(WHAT THE EXERCISE ASKS)
Below are some records. Say how many of their lines contain the string "JSON", and give nothing but the number.

(EXTRACTED DATA)
----
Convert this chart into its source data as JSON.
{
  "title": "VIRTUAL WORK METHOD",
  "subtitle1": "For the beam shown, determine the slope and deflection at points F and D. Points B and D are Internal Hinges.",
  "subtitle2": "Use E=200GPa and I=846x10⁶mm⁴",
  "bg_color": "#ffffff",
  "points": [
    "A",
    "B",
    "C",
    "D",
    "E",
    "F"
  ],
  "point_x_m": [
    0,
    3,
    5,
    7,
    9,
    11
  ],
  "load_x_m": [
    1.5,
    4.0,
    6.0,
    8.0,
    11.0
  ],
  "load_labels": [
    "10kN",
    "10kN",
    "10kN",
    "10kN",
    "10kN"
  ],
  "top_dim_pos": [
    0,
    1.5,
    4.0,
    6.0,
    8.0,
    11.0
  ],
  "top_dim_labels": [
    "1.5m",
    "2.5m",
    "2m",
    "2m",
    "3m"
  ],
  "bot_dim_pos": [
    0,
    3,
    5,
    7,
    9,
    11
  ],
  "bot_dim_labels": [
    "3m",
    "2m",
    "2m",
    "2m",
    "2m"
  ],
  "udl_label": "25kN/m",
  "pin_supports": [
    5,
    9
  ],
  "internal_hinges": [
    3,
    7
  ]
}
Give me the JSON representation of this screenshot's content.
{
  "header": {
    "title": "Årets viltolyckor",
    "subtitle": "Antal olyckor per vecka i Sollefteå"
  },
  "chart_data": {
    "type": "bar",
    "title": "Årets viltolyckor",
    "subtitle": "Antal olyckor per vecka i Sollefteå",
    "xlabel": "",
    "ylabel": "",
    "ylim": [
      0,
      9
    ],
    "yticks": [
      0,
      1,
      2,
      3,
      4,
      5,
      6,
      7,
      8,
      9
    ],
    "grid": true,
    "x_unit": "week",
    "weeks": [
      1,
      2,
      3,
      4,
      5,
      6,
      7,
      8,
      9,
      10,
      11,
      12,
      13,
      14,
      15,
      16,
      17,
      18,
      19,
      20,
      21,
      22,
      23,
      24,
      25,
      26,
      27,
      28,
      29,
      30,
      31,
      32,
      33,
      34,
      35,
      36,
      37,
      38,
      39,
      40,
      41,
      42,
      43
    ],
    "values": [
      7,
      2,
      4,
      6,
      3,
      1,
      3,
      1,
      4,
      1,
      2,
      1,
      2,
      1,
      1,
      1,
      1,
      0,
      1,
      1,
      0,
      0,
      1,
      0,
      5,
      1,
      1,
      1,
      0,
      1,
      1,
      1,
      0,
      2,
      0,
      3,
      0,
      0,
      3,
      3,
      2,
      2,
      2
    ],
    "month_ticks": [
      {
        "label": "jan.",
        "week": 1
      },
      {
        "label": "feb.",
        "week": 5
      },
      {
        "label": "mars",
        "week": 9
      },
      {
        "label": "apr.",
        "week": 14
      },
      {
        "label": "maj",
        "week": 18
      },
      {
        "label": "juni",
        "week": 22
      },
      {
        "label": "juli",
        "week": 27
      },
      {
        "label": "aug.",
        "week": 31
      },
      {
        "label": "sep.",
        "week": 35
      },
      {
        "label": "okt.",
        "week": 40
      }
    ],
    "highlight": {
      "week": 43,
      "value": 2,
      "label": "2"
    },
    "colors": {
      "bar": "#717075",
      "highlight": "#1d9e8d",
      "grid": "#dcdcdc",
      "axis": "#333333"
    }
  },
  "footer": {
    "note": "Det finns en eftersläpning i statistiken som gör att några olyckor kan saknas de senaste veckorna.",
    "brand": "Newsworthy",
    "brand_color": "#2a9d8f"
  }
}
----
(EXERCISE ANSWER)
2